=== STORED ROWS ===

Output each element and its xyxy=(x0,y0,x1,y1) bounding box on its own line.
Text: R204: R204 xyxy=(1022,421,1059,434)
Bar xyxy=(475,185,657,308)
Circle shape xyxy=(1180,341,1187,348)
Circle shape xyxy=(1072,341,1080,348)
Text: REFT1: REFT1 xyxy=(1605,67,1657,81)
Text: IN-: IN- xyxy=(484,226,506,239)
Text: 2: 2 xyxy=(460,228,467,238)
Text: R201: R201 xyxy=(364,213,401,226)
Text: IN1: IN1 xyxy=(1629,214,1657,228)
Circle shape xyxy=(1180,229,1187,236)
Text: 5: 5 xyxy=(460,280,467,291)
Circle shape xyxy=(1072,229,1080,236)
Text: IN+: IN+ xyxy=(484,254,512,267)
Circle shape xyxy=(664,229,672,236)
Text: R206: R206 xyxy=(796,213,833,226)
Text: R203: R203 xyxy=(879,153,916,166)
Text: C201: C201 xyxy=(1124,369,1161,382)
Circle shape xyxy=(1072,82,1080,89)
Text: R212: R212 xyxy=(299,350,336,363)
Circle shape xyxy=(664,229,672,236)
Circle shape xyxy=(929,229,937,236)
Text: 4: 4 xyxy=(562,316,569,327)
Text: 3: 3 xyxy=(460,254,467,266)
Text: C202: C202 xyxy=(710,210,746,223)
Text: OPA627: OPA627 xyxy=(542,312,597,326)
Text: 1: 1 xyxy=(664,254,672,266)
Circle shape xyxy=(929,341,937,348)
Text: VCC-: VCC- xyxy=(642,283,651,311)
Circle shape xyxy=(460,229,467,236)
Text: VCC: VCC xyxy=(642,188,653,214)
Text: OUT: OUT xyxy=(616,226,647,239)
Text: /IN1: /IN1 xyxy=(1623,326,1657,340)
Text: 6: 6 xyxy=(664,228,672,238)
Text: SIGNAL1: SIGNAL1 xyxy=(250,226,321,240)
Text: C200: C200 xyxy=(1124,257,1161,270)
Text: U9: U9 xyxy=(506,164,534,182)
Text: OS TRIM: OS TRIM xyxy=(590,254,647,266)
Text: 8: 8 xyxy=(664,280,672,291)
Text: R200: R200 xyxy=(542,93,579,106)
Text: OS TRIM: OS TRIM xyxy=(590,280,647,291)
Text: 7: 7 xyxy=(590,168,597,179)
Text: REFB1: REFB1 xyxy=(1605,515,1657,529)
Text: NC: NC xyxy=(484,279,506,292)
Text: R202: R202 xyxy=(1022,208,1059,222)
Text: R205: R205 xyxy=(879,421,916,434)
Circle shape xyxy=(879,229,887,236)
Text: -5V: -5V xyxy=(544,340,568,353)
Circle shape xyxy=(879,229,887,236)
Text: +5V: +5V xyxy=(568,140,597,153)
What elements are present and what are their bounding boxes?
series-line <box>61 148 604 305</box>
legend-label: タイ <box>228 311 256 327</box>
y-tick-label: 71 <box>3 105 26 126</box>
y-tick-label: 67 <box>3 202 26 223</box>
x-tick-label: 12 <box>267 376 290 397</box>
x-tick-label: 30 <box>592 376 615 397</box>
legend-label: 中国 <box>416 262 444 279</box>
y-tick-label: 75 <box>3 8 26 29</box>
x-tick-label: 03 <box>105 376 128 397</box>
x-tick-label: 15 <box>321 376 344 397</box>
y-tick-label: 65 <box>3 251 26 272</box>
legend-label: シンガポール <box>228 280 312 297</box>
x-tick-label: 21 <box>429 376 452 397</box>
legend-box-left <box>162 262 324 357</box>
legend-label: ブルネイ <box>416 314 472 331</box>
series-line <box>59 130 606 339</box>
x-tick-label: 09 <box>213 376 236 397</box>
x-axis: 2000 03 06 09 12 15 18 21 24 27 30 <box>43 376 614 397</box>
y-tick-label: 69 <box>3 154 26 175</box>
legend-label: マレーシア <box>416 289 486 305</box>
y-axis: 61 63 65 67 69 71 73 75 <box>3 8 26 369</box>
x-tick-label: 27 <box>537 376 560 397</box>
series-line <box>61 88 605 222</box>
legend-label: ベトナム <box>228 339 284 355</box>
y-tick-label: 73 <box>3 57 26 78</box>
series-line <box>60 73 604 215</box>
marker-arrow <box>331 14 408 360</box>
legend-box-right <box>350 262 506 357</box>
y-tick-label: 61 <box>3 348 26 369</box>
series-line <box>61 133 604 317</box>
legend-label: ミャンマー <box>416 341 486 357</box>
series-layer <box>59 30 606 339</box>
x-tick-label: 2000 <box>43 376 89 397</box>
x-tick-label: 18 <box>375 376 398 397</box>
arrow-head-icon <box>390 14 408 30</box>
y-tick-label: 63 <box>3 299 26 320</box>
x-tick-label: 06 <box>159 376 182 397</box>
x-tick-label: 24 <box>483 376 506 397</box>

===

* **WHAT THIS TASK INVOLVES**
Write out all the items above line by line, swapping "Circle shape" for "Dot" wherever it occurs and keeping everything else unchanged.

* **WORKED SOLUTION**
Output each element and its xyxy=(x0,y0,x1,y1) bounding box on its own line.
Text: R204: R204 xyxy=(1022,421,1059,434)
Bar xyxy=(475,185,657,308)
Dot xyxy=(1180,341,1187,348)
Dot xyxy=(1072,341,1080,348)
Text: REFT1: REFT1 xyxy=(1605,67,1657,81)
Text: IN-: IN- xyxy=(484,226,506,239)
Text: 2: 2 xyxy=(460,228,467,238)
Text: R201: R201 xyxy=(364,213,401,226)
Text: IN1: IN1 xyxy=(1629,214,1657,228)
Dot xyxy=(1180,229,1187,236)
Text: 5: 5 xyxy=(460,280,467,291)
Dot xyxy=(1072,229,1080,236)
Text: IN+: IN+ xyxy=(484,254,512,267)
Dot xyxy=(664,229,672,236)
Text: R206: R206 xyxy=(796,213,833,226)
Text: R203: R203 xyxy=(879,153,916,166)
Text: C201: C201 xyxy=(1124,369,1161,382)
Dot xyxy=(1072,82,1080,89)
Text: R212: R212 xyxy=(299,350,336,363)
Dot xyxy=(664,229,672,236)
Dot xyxy=(929,229,937,236)
Text: 4: 4 xyxy=(562,316,569,327)
Text: 3: 3 xyxy=(460,254,467,266)
Text: C202: C202 xyxy=(710,210,746,223)
Text: OPA627: OPA627 xyxy=(542,312,597,326)
Text: 1: 1 xyxy=(664,254,672,266)
Dot xyxy=(929,341,937,348)
Text: VCC-: VCC- xyxy=(642,283,651,311)
Dot xyxy=(460,229,467,236)
Text: VCC: VCC xyxy=(642,188,653,214)
Text: OUT: OUT xyxy=(616,226,647,239)
Text: /IN1: /IN1 xyxy=(1623,326,1657,340)
Text: 6: 6 xyxy=(664,228,672,238)
Text: SIGNAL1: SIGNAL1 xyxy=(250,226,321,240)
Text: C200: C200 xyxy=(1124,257,1161,270)
Text: U9: U9 xyxy=(506,164,534,182)
Text: OS TRIM: OS TRIM xyxy=(590,254,647,266)
Text: 8: 8 xyxy=(664,280,672,291)
Text: R200: R200 xyxy=(542,93,579,106)
Text: OS TRIM: OS TRIM xyxy=(590,280,647,291)
Text: 7: 7 xyxy=(590,168,597,179)
Text: REFB1: REFB1 xyxy=(1605,515,1657,529)
Text: NC: NC xyxy=(484,279,506,292)
Text: R202: R202 xyxy=(1022,208,1059,222)
Text: R205: R205 xyxy=(879,421,916,434)
Dot xyxy=(879,229,887,236)
Text: -5V: -5V xyxy=(544,340,568,353)
Dot xyxy=(879,229,887,236)
Text: +5V: +5V xyxy=(568,140,597,153)
What elements are present and what are their bounding boxes?
series-line <box>61 148 604 305</box>
legend-label: タイ <box>228 311 256 327</box>
y-tick-label: 71 <box>3 105 26 126</box>
y-tick-label: 67 <box>3 202 26 223</box>
x-tick-label: 12 <box>267 376 290 397</box>
x-tick-label: 30 <box>592 376 615 397</box>
legend-label: 中国 <box>416 262 444 279</box>
y-tick-label: 75 <box>3 8 26 29</box>
x-tick-label: 03 <box>105 376 128 397</box>
x-tick-label: 15 <box>321 376 344 397</box>
y-tick-label: 65 <box>3 251 26 272</box>
legend-label: シンガポール <box>228 280 312 297</box>
x-tick-label: 21 <box>429 376 452 397</box>
legend-box-left <box>162 262 324 357</box>
legend-label: ブルネイ <box>416 314 472 331</box>
series-line <box>59 130 606 339</box>
x-tick-label: 09 <box>213 376 236 397</box>
x-axis: 2000 03 06 09 12 15 18 21 24 27 30 <box>43 376 614 397</box>
y-tick-label: 69 <box>3 154 26 175</box>
legend-label: マレーシア <box>416 289 486 305</box>
y-axis: 61 63 65 67 69 71 73 75 <box>3 8 26 369</box>
x-tick-label: 27 <box>537 376 560 397</box>
series-line <box>61 88 605 222</box>
legend-label: ベトナム <box>228 339 284 355</box>
y-tick-label: 73 <box>3 57 26 78</box>
series-line <box>60 73 604 215</box>
marker-arrow <box>331 14 408 360</box>
legend-box-right <box>350 262 506 357</box>
y-tick-label: 61 <box>3 348 26 369</box>
series-line <box>61 133 604 317</box>
legend-label: ミャンマー <box>416 341 486 357</box>
series-layer <box>59 30 606 339</box>
x-tick-label: 2000 <box>43 376 89 397</box>
x-tick-label: 18 <box>375 376 398 397</box>
arrow-head-icon <box>390 14 408 30</box>
y-tick-label: 63 <box>3 299 26 320</box>
x-tick-label: 06 <box>159 376 182 397</box>
x-tick-label: 24 <box>483 376 506 397</box>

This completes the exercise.